Problem statement
Could you repeat, word for word, every line from the one containing "Type out the text in this image." through the final line of the records below, and nothing else?

## START

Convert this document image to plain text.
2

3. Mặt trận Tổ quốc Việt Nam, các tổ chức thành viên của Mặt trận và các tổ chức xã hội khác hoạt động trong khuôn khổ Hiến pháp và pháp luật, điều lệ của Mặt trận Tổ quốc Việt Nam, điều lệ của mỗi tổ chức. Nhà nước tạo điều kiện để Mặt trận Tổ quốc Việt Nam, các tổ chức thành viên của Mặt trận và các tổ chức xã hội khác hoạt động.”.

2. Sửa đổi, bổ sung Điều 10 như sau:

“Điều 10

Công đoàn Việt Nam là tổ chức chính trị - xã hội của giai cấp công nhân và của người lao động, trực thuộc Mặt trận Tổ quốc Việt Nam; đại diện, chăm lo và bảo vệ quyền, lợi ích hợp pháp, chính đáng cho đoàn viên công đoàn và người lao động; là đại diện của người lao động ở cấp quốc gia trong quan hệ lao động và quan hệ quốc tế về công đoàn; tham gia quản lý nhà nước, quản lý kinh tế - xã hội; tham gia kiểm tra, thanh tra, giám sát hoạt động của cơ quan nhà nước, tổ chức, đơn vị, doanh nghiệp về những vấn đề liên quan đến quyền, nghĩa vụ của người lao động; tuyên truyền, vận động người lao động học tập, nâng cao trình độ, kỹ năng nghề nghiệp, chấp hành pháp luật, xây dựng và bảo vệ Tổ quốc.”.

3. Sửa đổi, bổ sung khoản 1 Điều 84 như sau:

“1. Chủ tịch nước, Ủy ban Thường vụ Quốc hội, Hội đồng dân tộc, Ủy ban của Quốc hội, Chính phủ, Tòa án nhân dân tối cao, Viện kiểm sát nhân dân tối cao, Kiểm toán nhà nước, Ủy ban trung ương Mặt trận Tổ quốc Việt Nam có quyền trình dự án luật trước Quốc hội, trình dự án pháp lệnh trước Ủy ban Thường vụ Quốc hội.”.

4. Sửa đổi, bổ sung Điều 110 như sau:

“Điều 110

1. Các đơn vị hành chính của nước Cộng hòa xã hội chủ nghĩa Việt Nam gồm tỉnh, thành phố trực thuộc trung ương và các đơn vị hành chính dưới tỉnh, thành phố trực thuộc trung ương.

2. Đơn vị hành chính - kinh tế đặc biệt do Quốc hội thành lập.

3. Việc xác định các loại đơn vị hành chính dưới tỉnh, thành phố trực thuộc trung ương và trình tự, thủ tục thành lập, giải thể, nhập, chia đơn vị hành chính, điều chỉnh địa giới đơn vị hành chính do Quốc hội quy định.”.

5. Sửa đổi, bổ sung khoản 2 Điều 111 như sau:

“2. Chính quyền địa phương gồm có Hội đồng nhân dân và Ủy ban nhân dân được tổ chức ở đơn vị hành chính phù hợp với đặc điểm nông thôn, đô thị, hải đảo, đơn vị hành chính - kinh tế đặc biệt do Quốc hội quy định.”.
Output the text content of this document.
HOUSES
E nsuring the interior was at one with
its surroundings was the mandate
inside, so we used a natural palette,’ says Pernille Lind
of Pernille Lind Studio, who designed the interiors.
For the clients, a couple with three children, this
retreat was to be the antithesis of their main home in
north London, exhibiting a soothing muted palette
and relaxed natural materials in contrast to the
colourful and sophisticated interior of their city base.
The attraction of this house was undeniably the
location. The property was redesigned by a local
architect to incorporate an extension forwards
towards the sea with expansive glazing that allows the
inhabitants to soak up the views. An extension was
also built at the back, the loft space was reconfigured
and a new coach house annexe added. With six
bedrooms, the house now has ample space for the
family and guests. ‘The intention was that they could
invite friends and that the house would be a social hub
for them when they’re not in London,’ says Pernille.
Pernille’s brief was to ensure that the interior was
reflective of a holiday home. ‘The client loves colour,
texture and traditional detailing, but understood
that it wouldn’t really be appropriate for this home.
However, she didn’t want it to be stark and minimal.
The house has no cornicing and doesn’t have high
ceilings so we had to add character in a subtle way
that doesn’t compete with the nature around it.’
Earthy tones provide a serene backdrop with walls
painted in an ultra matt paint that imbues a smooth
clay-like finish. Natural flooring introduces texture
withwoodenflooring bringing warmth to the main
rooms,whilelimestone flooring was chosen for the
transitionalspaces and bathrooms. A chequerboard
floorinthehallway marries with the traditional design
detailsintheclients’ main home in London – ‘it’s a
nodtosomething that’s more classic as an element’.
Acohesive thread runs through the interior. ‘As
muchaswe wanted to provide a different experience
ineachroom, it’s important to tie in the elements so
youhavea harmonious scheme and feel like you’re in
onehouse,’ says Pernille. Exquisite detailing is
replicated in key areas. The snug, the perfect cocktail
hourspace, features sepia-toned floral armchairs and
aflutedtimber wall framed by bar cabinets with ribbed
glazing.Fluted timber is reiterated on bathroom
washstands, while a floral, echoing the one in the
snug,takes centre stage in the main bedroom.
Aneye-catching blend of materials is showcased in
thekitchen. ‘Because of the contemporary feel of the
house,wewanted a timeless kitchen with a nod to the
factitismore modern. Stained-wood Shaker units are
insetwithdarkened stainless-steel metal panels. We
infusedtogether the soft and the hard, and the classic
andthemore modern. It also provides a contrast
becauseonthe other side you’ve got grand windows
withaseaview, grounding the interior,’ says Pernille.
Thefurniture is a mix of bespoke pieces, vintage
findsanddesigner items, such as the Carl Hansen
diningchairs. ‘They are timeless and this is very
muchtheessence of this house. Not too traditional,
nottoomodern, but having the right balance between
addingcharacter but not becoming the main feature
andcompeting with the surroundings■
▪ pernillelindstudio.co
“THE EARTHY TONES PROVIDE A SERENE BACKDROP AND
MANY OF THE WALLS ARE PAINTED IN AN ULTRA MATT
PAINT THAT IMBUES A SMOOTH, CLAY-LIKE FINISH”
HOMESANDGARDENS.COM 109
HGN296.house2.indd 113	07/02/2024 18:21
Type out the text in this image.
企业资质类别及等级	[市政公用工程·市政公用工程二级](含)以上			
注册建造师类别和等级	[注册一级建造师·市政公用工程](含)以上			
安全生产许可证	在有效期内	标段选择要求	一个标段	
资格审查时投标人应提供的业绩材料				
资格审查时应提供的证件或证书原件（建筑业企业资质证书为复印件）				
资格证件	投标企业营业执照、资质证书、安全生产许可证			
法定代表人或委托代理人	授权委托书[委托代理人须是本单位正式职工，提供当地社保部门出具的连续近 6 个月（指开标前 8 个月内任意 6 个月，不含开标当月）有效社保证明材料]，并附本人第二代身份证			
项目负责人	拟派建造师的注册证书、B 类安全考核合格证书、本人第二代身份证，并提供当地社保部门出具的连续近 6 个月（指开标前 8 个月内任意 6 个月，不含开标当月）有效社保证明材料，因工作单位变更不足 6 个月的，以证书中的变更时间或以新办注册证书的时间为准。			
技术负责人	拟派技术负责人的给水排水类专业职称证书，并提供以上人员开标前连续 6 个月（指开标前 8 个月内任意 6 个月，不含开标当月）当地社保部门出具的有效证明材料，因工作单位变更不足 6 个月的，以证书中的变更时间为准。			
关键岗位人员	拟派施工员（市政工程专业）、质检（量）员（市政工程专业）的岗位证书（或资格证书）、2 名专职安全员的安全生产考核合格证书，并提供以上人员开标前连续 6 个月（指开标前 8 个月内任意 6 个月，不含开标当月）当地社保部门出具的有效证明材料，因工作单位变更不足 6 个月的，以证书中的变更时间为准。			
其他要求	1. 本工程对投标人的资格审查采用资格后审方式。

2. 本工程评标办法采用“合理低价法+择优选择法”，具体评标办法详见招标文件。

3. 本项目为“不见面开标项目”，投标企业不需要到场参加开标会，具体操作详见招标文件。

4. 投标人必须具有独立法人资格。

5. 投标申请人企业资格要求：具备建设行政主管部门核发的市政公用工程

## END

Exercise output
Type out the text in this image.
企业资质类别及等级	[市政公用工程·市政公用工程二级](含)以上			
注册建造师类别和等级	[注册一级建造师·市政公用工程](含)以上			
安全生产许可证	在有效期内	标段选择要求	一个标段	
资格审查时投标人应提供的业绩材料				
资格审查时应提供的证件或证书原件（建筑业企业资质证书为复印件）				
资格证件	投标企业营业执照、资质证书、安全生产许可证			
法定代表人或委托代理人	授权委托书[委托代理人须是本单位正式职工，提供当地社保部门出具的连续近 6 个月（指开标前 8 个月内任意 6 个月，不含开标当月）有效社保证明材料]，并附本人第二代身份证			
项目负责人	拟派建造师的注册证书、B 类安全考核合格证书、本人第二代身份证，并提供当地社保部门出具的连续近 6 个月（指开标前 8 个月内任意 6 个月，不含开标当月）有效社保证明材料，因工作单位变更不足 6 个月的，以证书中的变更时间或以新办注册证书的时间为准。			
技术负责人	拟派技术负责人的给水排水类专业职称证书，并提供以上人员开标前连续 6 个月（指开标前 8 个月内任意 6 个月，不含开标当月）当地社保部门出具的有效证明材料，因工作单位变更不足 6 个月的，以证书中的变更时间为准。			
关键岗位人员	拟派施工员（市政工程专业）、质检（量）员（市政工程专业）的岗位证书（或资格证书）、2 名专职安全员的安全生产考核合格证书，并提供以上人员开标前连续 6 个月（指开标前 8 个月内任意 6 个月，不含开标当月）当地社保部门出具的有效证明材料，因工作单位变更不足 6 个月的，以证书中的变更时间为准。			
其他要求	1. 本工程对投标人的资格审查采用资格后审方式。

2. 本工程评标办法采用“合理低价法+择优选择法”，具体评标办法详见招标文件。

3. 本项目为“不见面开标项目”，投标企业不需要到场参加开标会，具体操作详见招标文件。

4. 投标人必须具有独立法人资格。

5. 投标申请人企业资格要求：具备建设行政主管部门核发的市政公用工程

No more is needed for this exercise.